République et canton de Genève
Grand Conseil
Séance du jeudi 18 mai 2000 à 17h
54e législature - 3e année - 8e session - 20e séance
IU 856
M. Bernard Lescaze (R). Mon interpellation urgente pourrait s'appeler : «Squat et patrimoine». Elle s'adresse d'abord à M. Moutinot, mais également au procureur général, auquel le chef du département de justice et police et des transports voudra bien transmettre son contenu, afin que, suivant notre procédure, il puisse y répondre.
Au moment même où le Tribunal administratif, dans sa grande sagesse, décide de classer, contre l'avis de la commission des monuments et des sites, le Palais Wilson, lourdement restauré, un certain nombre de propriétés publiques - en mains de la Ville et surtout de l'Etat de Genève - mais également un certain nombre de domaines privés, qui ont été jugés dignes d'une protection particulière, d'une inscription à l'inventaire, voire d'un classement, subissent aujourd'hui de très graves déprédations et sont au bord de la destruction totale, pour certaines d'entre elles.
J'aimerais d'une part savoir dans quelle mesure le département de l'aménagement, de l'équipement et du logement est prêt à assurer les surcoûts nécessaires à la restauration des immeubles en mains publiques, lorsque ceux-ci ont été squattés ou continuent de l'être et quand leur substance historique devient quasiment nulle. Je vais donner, bien entendu, quelques exemples.
J'aimerais savoir également, et cela est à l'intention du procureur général, si, dans le cadre de la défense du patrimoine - que la justice genevoise semble avoir à coeur d'entreprendre, en témoigne la jurisprudence du Tribunal administratif - le procureur général est décidé à modifier sa jurisprudence en matière de jugement d'évacuation des squatters et d'exécution de tels jugements, lorsqu'il s'agit d'un immeuble dont la substance patrimoniale historique est gravement menacée par ces occupations illicites.
Je citerai quelques exemples, dont le premier est la villa Fromel située sur le plateau de Frontenex. Cette villa a été jugée suffisamment importante par les organes du patrimoine pour pouvoir être maintenue. La Ville comme l'Etat ont décidé de la protéger. Le plan d'aménagement a été modifié, le plan localisé de quartier également, de façon que les immeubles modernes permettent de conserver cette villa.

- LISTE DES TÂCHES
1. Répondez aux questions suivantes sur l'interpellation :
(a) Quel titre M. Bernard Lescaze propose-t-il pour son interpellation urgente ?
(b) Contre l'avis de quelle commission le Tribunal administratif a-t-il décidé de classer le Palais Wilson ?
(c) Où se trouve la villa Fromel ?
2. Reproduisez le passage de l'interpellation situé entre « J'aimerais savoir également, et » et « ces occupations illicites. », bornes incluses.

[Données sources]

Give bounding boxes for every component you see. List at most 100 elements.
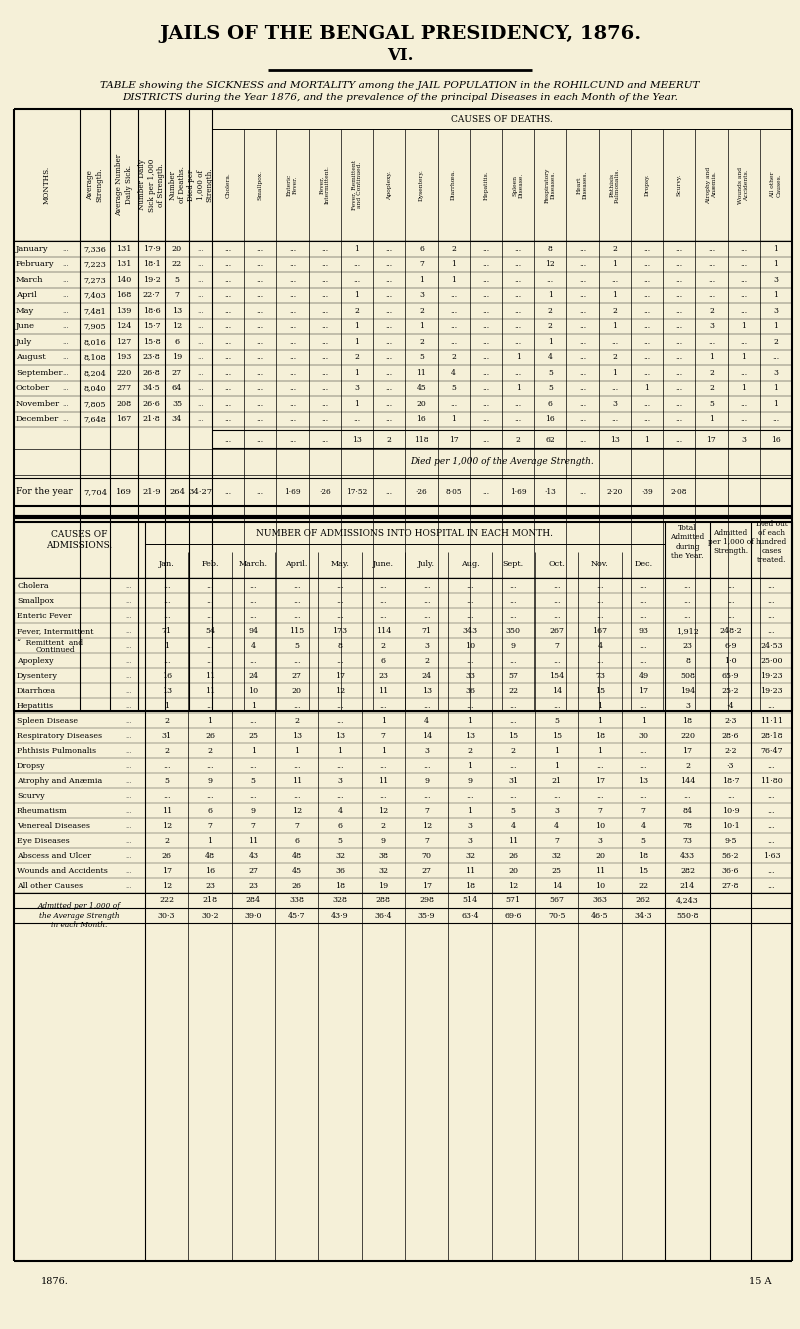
Text: ...: ...	[293, 597, 301, 605]
Text: ...: ...	[197, 307, 204, 315]
Text: ...: ...	[197, 291, 204, 299]
Text: 1: 1	[645, 384, 650, 392]
Text: 220: 220	[680, 732, 695, 740]
Text: ...: ...	[225, 436, 232, 444]
Text: 31: 31	[162, 732, 172, 740]
Text: 2·08: 2·08	[671, 488, 687, 496]
Text: ...: ...	[293, 792, 301, 800]
Text: 21·9: 21·9	[142, 488, 161, 496]
Text: 4: 4	[598, 642, 602, 650]
Text: ...: ...	[257, 384, 264, 392]
Text: 56·2: 56·2	[722, 852, 739, 860]
Text: 4: 4	[548, 354, 553, 361]
Text: ...: ...	[289, 368, 296, 376]
Text: 1: 1	[598, 718, 602, 726]
Text: 1: 1	[742, 384, 746, 392]
Text: ...: ...	[126, 882, 132, 890]
Text: 284: 284	[246, 897, 261, 905]
Text: ...: ...	[643, 338, 650, 346]
Text: 2: 2	[354, 354, 359, 361]
Text: 9·5: 9·5	[724, 837, 737, 845]
Text: 3: 3	[467, 837, 473, 845]
Text: January: January	[16, 245, 49, 253]
Text: 167: 167	[593, 627, 607, 635]
Text: ...: ...	[482, 307, 490, 315]
Text: ...: ...	[553, 792, 561, 800]
Text: 5: 5	[548, 384, 553, 392]
Text: 1: 1	[451, 275, 456, 284]
Text: ...: ...	[322, 275, 328, 284]
Text: 194: 194	[680, 687, 695, 695]
Text: 22: 22	[508, 687, 518, 695]
Text: 20: 20	[417, 400, 426, 408]
Text: 36: 36	[465, 687, 475, 695]
Text: ...: ...	[684, 613, 691, 621]
Text: “  Remittent  and: “ Remittent and	[17, 639, 83, 647]
Text: 139: 139	[116, 307, 132, 315]
Text: 2: 2	[612, 245, 618, 253]
Text: ...: ...	[126, 582, 132, 590]
Text: 267: 267	[549, 627, 564, 635]
Text: 2: 2	[424, 658, 429, 666]
Text: ...: ...	[225, 322, 232, 330]
Text: 94: 94	[248, 627, 258, 635]
Text: 1: 1	[467, 763, 473, 771]
Text: ...: ...	[772, 354, 779, 361]
Text: 6: 6	[207, 807, 213, 815]
Text: 7,273: 7,273	[84, 275, 106, 284]
Text: 78: 78	[682, 823, 693, 831]
Text: ...: ...	[322, 415, 328, 423]
Text: 23: 23	[682, 642, 693, 650]
Text: ...: ...	[579, 436, 586, 444]
Text: 2: 2	[164, 837, 169, 845]
Text: ...: ...	[643, 368, 650, 376]
Text: 1: 1	[338, 747, 342, 755]
Text: ...: ...	[482, 338, 490, 346]
Text: 16: 16	[417, 415, 426, 423]
Text: 1·63: 1·63	[762, 852, 780, 860]
Text: ...: ...	[768, 792, 775, 800]
Text: April.: April.	[286, 560, 308, 567]
Text: 8,040: 8,040	[84, 384, 106, 392]
Text: Scurvy.: Scurvy.	[677, 174, 682, 197]
Text: Dysentery: Dysentery	[17, 672, 58, 680]
Text: ...: ...	[206, 642, 214, 650]
Text: ...: ...	[740, 415, 747, 423]
Text: 5: 5	[251, 777, 256, 785]
Text: ...: ...	[596, 597, 604, 605]
Text: ...: ...	[596, 792, 604, 800]
Text: ...: ...	[126, 807, 132, 815]
Text: ...: ...	[768, 613, 775, 621]
Text: 12: 12	[162, 823, 172, 831]
Text: 11: 11	[417, 368, 426, 376]
Text: 35: 35	[172, 400, 182, 408]
Text: June: June	[16, 322, 35, 330]
Text: ...: ...	[126, 763, 132, 771]
Text: 1: 1	[467, 807, 473, 815]
Text: 3: 3	[424, 642, 429, 650]
Text: ...: ...	[225, 354, 232, 361]
Text: ...: ...	[206, 702, 214, 710]
Text: 1: 1	[250, 747, 256, 755]
Text: May.: May.	[330, 560, 350, 567]
Text: ...: ...	[768, 702, 775, 710]
Text: ...: ...	[322, 245, 328, 253]
Text: ...: ...	[643, 415, 650, 423]
Text: ...: ...	[466, 597, 474, 605]
Text: 84: 84	[682, 807, 693, 815]
Text: 15: 15	[595, 687, 605, 695]
Text: 118: 118	[414, 436, 429, 444]
Text: ...: ...	[293, 702, 301, 710]
Text: ·39: ·39	[641, 488, 653, 496]
Text: 23: 23	[248, 882, 258, 890]
Text: For the year: For the year	[16, 488, 73, 497]
Text: 343: 343	[462, 627, 478, 635]
Text: Wounds and
Accidents.: Wounds and Accidents.	[738, 166, 749, 203]
Text: ...: ...	[740, 307, 747, 315]
Text: 1: 1	[354, 368, 359, 376]
Text: ...: ...	[676, 245, 682, 253]
Text: 1·0: 1·0	[724, 658, 737, 666]
Text: 1: 1	[354, 338, 359, 346]
Text: 62: 62	[546, 436, 555, 444]
Text: CAUSES OF DEATHS.: CAUSES OF DEATHS.	[451, 114, 553, 124]
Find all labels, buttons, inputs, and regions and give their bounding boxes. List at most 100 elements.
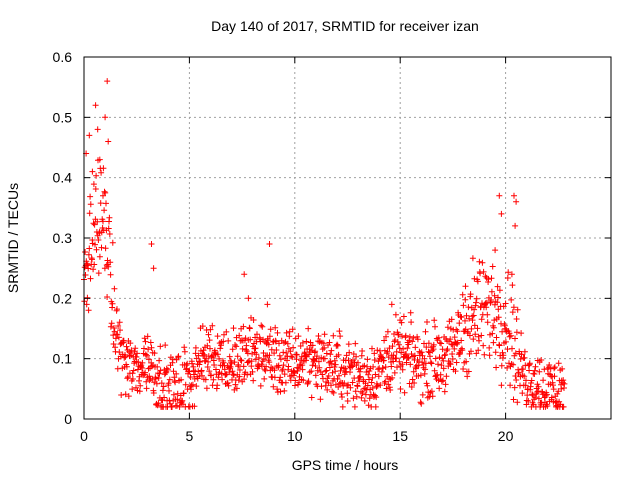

- LISTE DES RÉPONSES
1.
(a) «Squat et patrimoine»
(b) La commission des monuments et des sites
(c) Sur le plateau de Frontenex

2.
J'aimerais savoir également, et cela est à l'intention du procureur général, si, dans le cadre de la défense du patrimoine - que la justice genevoise semble avoir à coeur d'entreprendre, en témoigne la jurisprudence du Tribunal administratif - le procureur général est décidé à modifier sa jurisprudence en matière de jugement d'évacuation des squatters et d'exécution de tels jugements, lorsqu'il s'agit d'un immeuble dont la substance patrimoniale historique est gravement menacée par ces occupations illicites.